─── EXTRACTED DATA ───
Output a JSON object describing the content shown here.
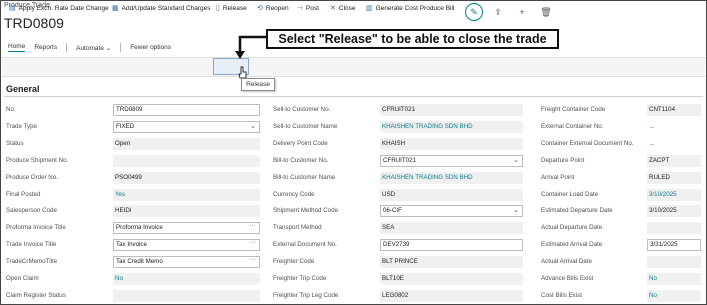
{
  "header": {
    "breadcrumb": "Produce Trade",
    "record_title": "TRD0809"
  },
  "nav": {
    "home": "Home",
    "reports": "Reports",
    "automate": "Automate",
    "fewer": "Fewer options"
  },
  "callout": "Select \"Release\" to be able to close the trade",
  "actions": {
    "apply_exch": "Apply Exch. Rate Date Change",
    "add_update": "Add/Update Standard Charges",
    "release": "Release",
    "reopen": "Reopen",
    "post": "Post",
    "close": "Close",
    "generate": "Generate Cost Produce Bill"
  },
  "tooltip": "Release",
  "section": "General",
  "col1": [
    {
      "label": "No.",
      "value": "TRD0809",
      "kind": "ed"
    },
    {
      "label": "Trade Type",
      "value": "FIXED",
      "kind": "ed",
      "suffix": "⌄"
    },
    {
      "label": "Status",
      "value": "Open",
      "kind": "ro"
    },
    {
      "label": "Produce Shipment No.",
      "value": "",
      "kind": "ro"
    },
    {
      "label": "Produce Order No.",
      "value": "PSO0499",
      "kind": "ro"
    },
    {
      "label": "Final Posted",
      "value": "Yes",
      "kind": "ro",
      "link": true
    },
    {
      "label": "Salesperson Code",
      "value": "HEIDI",
      "kind": "ro"
    },
    {
      "label": "Proforma Invoice Title",
      "value": "Proforma Invoice",
      "kind": "ed",
      "suffix": "···"
    },
    {
      "label": "Trade Invoice Title",
      "value": "Tax Invoice",
      "kind": "ed",
      "suffix": "···"
    },
    {
      "label": "TradeCrMemoTitle",
      "value": "Tax Credit Memo",
      "kind": "ed",
      "suffix": "···"
    },
    {
      "label": "Open Claim",
      "value": "No",
      "kind": "ro",
      "link": true
    },
    {
      "label": "Claim Register Status",
      "value": "",
      "kind": "ro"
    }
  ],
  "col2": [
    {
      "label": "Sell-to Customer No.",
      "value": "CFRUIT021",
      "kind": "ro"
    },
    {
      "label": "Sell-to Customer Name",
      "value": "KHAISHEN TRADING SDN BHD",
      "kind": "ro",
      "link": true
    },
    {
      "label": "Delivery Point Code",
      "value": "KHAISH",
      "kind": "ro"
    },
    {
      "label": "Bill-to Customer No.",
      "value": "CFRUIT021",
      "kind": "ed",
      "suffix": "⌄"
    },
    {
      "label": "Bill-to Customer Name",
      "value": "KHAISHEN TRADING SDN BHD",
      "kind": "ro",
      "link": true
    },
    {
      "label": "Currency Code",
      "value": "USD",
      "kind": "ro"
    },
    {
      "label": "Shipment Method Code",
      "value": "06-CIF",
      "kind": "ed",
      "suffix": "⌄"
    },
    {
      "label": "Transport Method",
      "value": "SEA",
      "kind": "ro"
    },
    {
      "label": "External Document No.",
      "value": "DEV2739",
      "kind": "ed"
    },
    {
      "label": "Freighter Code",
      "value": "BLT PRINCE",
      "kind": "ro"
    },
    {
      "label": "Freighter Trip Code",
      "value": "BLT10E",
      "kind": "ro"
    },
    {
      "label": "Freighter Trip Leg Code",
      "value": "LEG0802",
      "kind": "ro"
    }
  ],
  "col3": [
    {
      "label": "Freight Container Code",
      "value": "CNT1104",
      "kind": "ro"
    },
    {
      "label": "External Container No.",
      "value": "_",
      "kind": "dash"
    },
    {
      "label": "Container External Document No.",
      "value": "_",
      "kind": "dash"
    },
    {
      "label": "Departure Point",
      "value": "ZACPT",
      "kind": "ro"
    },
    {
      "label": "Arrival Point",
      "value": "RULED",
      "kind": "ro"
    },
    {
      "label": "Container Load Date",
      "value": "3/10/2025",
      "kind": "ro",
      "link": true
    },
    {
      "label": "Estimated Departure Date",
      "value": "3/10/2025",
      "kind": "ro"
    },
    {
      "label": "Actual Departure Date",
      "value": "",
      "kind": "ro"
    },
    {
      "label": "Estimated Arrival Date",
      "value": "3/31/2025",
      "kind": "ed"
    },
    {
      "label": "Actual Arrival Date",
      "value": "",
      "kind": "ro"
    },
    {
      "label": "Advance Bills Exist",
      "value": "No",
      "kind": "ro",
      "link": true
    },
    {
      "label": "Cost Bills Exist",
      "value": "No",
      "kind": "ro",
      "link": true
    }
  ]
}
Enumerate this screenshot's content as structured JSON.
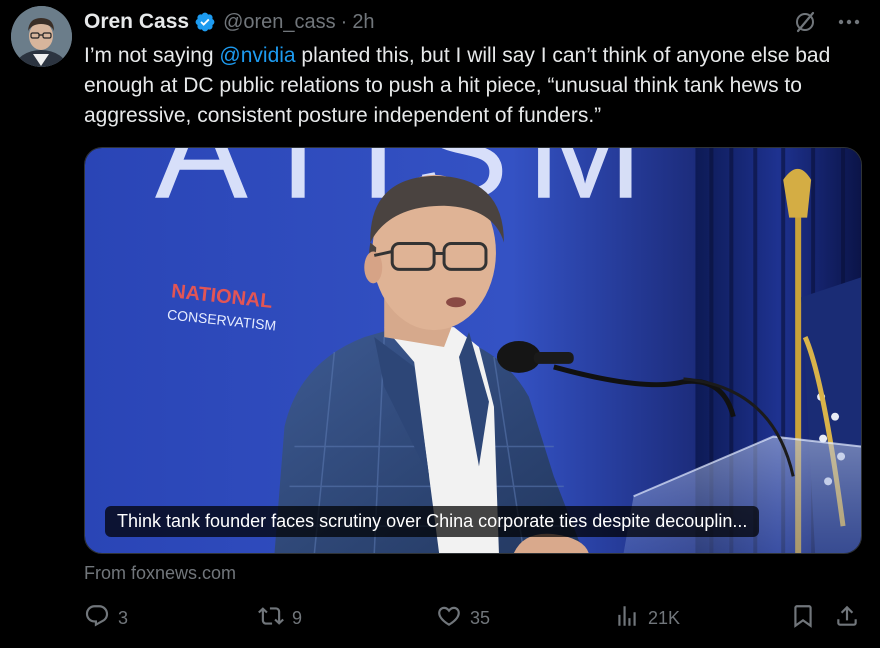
───
PROBLEM TO SOLVE: Using the entries above, tally how many lines have the word "Exist" in them; write the number and nothing more.

SOLUTION: 2